RECORDS:
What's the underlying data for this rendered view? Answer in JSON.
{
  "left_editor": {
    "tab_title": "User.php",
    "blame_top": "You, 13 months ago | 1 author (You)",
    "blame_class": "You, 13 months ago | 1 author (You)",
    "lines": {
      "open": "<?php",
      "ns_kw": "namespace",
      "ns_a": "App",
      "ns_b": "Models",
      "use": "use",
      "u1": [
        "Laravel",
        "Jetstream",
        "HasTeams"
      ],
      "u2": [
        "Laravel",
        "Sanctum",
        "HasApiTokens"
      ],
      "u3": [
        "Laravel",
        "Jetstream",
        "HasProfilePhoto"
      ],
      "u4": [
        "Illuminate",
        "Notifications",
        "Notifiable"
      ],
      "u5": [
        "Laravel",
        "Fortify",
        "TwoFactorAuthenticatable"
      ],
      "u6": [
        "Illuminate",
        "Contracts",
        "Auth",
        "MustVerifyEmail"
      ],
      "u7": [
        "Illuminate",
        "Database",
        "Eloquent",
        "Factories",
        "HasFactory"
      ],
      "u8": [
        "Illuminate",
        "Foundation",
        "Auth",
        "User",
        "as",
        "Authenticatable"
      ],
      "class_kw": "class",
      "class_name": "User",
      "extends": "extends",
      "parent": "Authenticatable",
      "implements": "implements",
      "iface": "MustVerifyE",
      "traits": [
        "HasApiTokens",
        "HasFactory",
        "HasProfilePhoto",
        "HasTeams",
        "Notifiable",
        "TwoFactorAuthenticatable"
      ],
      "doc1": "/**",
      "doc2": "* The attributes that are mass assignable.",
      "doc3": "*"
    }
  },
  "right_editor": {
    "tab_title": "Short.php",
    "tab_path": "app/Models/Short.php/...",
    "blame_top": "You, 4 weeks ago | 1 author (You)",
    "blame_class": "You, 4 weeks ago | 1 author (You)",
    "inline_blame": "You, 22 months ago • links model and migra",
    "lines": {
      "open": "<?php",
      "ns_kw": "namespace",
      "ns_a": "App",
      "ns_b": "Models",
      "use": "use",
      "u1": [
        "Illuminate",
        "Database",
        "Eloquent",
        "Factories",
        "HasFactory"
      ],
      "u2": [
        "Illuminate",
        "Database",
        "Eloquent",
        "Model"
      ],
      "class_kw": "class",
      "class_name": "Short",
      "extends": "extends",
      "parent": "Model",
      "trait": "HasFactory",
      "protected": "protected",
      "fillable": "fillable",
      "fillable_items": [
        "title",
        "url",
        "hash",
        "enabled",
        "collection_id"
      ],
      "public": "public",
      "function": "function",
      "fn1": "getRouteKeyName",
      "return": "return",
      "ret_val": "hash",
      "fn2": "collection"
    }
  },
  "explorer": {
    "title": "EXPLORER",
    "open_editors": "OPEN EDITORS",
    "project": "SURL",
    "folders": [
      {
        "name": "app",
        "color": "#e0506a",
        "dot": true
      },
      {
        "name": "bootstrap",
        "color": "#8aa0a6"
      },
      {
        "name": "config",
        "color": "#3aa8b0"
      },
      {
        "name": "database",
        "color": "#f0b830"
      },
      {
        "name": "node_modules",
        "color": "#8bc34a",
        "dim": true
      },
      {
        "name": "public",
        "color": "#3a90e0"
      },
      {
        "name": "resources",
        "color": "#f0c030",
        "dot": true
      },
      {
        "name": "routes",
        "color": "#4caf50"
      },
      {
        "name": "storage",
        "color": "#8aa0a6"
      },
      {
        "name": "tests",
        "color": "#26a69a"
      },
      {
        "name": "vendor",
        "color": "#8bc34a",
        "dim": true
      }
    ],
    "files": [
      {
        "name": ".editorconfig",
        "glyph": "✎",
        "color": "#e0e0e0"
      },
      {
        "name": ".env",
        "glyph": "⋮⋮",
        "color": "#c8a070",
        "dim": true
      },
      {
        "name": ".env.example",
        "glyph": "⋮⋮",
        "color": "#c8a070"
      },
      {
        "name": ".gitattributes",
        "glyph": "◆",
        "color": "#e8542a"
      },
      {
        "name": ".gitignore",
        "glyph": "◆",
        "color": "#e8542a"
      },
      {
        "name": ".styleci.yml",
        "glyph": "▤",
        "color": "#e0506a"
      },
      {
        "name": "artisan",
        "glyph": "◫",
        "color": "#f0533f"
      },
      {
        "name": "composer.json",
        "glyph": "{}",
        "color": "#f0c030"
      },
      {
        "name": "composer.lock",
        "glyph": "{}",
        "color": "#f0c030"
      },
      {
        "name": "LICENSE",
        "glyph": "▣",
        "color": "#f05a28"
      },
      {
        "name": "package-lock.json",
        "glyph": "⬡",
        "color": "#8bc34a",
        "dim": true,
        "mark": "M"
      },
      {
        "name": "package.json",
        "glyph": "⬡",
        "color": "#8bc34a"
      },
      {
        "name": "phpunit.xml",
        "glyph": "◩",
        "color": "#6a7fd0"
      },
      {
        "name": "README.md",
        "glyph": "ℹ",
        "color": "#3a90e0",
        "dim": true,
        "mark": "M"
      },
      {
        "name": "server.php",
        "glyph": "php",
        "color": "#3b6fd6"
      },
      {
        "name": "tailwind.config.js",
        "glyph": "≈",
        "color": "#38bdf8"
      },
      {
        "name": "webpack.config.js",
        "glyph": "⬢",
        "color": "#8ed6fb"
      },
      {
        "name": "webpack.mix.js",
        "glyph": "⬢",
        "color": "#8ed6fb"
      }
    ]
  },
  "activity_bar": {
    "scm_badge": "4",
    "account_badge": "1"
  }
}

EXERCISE TASK: Track down the lines that include the word "User" and copy them.

RESULT:
    "tab_title": "User.php",
        "User",
      "class_name": "User",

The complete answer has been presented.